**EXERCISE DETAILS**
Find the word "screenshot" in the material below and gather every line that contains it.

(Dataset items)
========================================
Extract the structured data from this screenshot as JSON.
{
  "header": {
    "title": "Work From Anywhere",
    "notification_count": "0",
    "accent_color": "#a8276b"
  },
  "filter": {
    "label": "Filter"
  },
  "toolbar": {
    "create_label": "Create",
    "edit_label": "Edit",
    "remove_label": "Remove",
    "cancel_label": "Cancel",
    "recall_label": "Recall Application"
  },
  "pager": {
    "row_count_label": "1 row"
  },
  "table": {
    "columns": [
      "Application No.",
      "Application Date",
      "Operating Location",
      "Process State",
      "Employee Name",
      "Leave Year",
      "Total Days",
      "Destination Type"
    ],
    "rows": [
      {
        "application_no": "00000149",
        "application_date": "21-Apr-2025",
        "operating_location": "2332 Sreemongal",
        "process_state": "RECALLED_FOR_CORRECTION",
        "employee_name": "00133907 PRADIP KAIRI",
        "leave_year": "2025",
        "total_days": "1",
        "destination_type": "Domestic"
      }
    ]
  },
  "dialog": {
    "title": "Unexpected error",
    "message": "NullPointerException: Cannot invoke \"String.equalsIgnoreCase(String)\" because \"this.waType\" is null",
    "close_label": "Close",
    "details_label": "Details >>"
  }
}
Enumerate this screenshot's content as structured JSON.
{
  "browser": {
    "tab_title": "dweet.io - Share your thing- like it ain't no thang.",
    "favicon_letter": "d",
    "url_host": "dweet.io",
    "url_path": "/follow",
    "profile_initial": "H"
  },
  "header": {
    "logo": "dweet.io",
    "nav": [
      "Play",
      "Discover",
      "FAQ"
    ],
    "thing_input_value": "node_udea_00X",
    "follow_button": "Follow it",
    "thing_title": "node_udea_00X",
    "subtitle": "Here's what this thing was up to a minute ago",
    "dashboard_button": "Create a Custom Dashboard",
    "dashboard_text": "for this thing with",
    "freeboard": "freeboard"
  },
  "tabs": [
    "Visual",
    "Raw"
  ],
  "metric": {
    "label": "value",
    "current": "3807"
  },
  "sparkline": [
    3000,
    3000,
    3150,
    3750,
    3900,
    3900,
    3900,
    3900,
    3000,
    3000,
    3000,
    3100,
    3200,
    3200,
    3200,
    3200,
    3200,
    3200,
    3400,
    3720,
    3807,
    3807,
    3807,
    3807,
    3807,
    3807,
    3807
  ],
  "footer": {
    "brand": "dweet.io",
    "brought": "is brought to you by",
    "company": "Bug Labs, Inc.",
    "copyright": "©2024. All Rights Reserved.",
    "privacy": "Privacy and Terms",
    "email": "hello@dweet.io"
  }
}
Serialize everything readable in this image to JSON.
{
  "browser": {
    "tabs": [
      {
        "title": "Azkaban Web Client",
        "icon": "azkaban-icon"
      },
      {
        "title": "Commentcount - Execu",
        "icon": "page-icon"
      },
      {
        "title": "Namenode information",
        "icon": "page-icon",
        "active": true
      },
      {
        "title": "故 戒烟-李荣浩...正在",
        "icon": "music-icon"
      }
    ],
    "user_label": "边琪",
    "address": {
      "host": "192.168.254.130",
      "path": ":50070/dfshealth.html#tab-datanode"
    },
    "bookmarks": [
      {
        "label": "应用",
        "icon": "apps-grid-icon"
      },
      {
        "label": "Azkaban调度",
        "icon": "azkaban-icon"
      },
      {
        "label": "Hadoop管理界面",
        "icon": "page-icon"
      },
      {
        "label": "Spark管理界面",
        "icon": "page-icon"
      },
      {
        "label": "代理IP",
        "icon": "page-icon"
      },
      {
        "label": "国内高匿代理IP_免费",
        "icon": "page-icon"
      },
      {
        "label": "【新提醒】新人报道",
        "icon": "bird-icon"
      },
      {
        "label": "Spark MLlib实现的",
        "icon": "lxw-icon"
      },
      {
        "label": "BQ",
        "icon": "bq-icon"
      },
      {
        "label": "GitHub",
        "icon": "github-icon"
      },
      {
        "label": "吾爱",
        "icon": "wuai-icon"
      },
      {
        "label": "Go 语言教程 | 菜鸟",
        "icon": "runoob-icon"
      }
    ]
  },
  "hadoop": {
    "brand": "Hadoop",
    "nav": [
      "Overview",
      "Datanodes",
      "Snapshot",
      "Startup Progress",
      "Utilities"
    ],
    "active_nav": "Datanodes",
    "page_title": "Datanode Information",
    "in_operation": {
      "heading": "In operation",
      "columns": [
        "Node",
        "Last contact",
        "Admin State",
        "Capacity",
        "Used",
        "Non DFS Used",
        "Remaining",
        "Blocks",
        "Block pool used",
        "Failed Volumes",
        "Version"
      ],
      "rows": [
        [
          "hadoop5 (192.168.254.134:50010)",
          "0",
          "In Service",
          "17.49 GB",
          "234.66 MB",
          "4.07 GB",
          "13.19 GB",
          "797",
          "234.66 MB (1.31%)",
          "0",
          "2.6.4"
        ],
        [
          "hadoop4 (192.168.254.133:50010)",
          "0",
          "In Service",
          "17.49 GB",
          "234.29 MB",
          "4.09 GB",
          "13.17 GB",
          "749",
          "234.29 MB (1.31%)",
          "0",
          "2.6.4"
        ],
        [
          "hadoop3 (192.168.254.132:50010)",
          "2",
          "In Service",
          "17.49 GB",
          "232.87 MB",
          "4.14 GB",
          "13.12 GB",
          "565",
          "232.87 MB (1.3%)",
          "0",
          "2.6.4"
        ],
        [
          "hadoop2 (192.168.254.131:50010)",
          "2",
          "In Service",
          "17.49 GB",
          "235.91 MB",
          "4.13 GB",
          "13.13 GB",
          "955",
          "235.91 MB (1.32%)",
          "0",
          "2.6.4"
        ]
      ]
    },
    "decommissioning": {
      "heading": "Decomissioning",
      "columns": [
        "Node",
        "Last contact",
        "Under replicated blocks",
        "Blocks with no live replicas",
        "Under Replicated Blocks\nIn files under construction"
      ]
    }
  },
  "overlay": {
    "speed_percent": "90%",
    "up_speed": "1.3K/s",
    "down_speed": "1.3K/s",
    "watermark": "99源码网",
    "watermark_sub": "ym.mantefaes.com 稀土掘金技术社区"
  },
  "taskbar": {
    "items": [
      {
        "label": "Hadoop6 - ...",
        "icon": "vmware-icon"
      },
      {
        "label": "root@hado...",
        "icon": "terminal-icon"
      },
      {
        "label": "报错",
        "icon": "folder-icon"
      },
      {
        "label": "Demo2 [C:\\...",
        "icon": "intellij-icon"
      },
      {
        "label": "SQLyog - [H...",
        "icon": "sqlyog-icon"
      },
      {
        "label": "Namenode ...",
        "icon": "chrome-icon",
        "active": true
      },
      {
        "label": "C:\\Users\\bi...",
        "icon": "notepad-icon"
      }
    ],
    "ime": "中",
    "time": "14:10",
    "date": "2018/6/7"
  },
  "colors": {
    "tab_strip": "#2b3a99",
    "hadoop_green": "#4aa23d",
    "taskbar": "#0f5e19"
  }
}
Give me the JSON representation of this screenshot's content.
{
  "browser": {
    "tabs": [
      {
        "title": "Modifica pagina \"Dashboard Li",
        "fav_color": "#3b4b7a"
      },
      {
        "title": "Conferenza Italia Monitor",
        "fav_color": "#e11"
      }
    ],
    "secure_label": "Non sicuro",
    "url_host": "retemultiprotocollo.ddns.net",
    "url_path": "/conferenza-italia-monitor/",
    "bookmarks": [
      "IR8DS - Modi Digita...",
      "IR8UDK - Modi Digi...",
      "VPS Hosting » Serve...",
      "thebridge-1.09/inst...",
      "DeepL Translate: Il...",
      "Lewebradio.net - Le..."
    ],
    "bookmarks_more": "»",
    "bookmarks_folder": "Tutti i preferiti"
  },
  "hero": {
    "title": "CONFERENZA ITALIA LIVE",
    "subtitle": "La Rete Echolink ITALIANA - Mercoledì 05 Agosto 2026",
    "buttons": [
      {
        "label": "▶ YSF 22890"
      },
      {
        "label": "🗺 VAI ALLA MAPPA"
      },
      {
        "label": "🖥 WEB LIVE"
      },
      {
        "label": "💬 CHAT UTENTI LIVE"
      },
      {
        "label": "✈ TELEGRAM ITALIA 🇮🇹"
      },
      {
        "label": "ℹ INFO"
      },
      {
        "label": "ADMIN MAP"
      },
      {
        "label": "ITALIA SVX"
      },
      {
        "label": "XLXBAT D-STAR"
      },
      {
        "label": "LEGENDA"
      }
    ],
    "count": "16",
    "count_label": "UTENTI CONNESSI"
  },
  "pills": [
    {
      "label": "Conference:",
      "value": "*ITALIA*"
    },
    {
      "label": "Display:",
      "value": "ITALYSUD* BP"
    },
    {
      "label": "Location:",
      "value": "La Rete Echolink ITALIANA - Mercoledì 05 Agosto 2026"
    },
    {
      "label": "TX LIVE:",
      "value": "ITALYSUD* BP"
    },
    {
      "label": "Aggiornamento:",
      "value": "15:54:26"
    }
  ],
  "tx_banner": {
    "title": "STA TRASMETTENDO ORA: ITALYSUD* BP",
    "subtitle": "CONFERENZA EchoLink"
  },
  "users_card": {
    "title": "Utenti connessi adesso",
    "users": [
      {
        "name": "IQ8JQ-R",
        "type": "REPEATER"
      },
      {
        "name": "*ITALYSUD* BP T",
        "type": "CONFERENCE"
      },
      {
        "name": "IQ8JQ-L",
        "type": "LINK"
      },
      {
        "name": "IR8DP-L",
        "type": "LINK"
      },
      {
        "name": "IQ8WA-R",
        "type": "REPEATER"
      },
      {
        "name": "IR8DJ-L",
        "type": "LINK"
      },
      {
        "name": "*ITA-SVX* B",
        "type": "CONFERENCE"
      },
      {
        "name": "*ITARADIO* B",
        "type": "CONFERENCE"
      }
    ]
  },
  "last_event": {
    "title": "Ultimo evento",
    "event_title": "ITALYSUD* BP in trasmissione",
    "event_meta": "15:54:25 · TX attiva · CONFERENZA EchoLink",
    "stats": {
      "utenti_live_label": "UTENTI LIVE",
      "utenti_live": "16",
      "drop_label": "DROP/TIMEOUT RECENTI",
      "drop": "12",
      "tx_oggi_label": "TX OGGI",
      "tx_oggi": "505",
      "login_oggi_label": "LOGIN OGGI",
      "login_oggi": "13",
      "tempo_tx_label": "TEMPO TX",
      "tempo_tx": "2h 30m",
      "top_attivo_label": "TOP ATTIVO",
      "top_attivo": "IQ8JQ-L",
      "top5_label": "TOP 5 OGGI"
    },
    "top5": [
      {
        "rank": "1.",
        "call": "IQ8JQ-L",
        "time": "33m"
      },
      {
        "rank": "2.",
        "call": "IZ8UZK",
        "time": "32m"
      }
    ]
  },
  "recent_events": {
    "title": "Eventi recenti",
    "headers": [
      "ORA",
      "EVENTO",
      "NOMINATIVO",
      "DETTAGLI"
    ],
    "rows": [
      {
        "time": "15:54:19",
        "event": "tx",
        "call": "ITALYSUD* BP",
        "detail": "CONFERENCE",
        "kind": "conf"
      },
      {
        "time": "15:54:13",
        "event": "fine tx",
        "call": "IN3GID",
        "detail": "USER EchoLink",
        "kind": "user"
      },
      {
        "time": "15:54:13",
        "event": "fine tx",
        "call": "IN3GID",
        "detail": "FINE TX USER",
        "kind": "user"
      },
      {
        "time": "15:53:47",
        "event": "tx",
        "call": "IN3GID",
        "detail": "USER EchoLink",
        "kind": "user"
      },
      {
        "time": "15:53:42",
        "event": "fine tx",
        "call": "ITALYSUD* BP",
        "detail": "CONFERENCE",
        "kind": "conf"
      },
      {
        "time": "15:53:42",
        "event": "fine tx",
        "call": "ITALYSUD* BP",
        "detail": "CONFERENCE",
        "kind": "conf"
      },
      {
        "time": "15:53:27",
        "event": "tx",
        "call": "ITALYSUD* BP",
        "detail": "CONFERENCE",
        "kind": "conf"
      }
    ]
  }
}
========================================
**SOLUTION TO THE EXERCISE**
Extract the structured data from this screenshot as JSON.
Enumerate this screenshot's content as structured JSON.
Give me the JSON representation of this screenshot's content.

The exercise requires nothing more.